Pick out the lines below with "Market" and list them.

--- Start ---

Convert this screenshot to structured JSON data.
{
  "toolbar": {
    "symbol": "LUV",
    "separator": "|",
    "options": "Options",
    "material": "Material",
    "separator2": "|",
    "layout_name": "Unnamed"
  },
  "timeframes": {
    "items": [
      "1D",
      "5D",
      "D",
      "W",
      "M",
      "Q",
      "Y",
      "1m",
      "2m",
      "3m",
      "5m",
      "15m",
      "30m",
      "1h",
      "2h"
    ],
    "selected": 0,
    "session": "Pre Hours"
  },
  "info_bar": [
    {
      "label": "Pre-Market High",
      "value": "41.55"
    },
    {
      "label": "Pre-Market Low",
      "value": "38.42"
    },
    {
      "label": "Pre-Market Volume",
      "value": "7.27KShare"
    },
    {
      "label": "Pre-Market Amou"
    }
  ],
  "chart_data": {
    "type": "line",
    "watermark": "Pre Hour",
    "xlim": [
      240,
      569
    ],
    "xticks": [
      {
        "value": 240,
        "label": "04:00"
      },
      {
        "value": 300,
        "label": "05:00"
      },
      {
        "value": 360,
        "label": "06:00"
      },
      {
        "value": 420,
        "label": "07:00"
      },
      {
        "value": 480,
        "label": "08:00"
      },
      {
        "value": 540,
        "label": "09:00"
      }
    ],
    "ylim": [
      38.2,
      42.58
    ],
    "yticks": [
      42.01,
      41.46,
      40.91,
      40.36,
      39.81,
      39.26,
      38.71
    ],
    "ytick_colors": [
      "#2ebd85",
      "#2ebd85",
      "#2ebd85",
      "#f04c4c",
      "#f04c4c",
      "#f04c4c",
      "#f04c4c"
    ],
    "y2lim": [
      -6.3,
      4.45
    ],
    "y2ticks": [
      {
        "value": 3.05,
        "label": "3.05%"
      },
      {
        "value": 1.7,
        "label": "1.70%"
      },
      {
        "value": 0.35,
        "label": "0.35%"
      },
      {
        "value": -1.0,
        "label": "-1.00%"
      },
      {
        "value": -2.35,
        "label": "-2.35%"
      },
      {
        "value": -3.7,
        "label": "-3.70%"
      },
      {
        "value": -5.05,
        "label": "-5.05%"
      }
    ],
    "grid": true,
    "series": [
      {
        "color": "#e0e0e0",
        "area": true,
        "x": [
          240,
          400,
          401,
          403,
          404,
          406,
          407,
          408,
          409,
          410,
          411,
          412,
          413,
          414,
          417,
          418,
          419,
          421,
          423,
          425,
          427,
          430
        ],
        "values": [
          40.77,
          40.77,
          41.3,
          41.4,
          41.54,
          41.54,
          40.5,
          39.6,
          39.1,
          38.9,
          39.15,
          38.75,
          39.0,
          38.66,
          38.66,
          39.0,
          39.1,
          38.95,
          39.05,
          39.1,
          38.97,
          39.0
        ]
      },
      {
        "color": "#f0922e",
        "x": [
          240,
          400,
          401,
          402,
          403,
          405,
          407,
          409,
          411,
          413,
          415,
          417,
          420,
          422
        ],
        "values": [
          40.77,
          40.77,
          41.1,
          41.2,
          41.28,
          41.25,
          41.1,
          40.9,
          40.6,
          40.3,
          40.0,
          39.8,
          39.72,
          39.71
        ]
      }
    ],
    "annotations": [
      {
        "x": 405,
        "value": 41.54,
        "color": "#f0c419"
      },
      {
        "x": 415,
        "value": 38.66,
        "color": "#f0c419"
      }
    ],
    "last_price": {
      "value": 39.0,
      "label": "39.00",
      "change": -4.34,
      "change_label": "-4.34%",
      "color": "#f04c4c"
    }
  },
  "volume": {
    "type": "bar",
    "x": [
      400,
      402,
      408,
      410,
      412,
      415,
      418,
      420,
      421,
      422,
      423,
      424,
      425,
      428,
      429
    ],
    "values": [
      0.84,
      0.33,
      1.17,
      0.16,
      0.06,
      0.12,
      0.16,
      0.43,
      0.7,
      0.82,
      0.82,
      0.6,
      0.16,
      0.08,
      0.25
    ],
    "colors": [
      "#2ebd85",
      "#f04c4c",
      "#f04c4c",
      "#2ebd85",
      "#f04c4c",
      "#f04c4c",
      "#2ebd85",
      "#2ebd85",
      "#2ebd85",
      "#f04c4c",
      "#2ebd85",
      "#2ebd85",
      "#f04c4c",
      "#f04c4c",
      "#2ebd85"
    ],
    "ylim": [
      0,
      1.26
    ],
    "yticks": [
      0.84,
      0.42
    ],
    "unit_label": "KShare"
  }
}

--- End ---

THE RESULT —
      "label": "Pre-Market High",
      "label": "Pre-Market Low",
      "label": "Pre-Market Volume",
      "label": "Pre-Market Amou"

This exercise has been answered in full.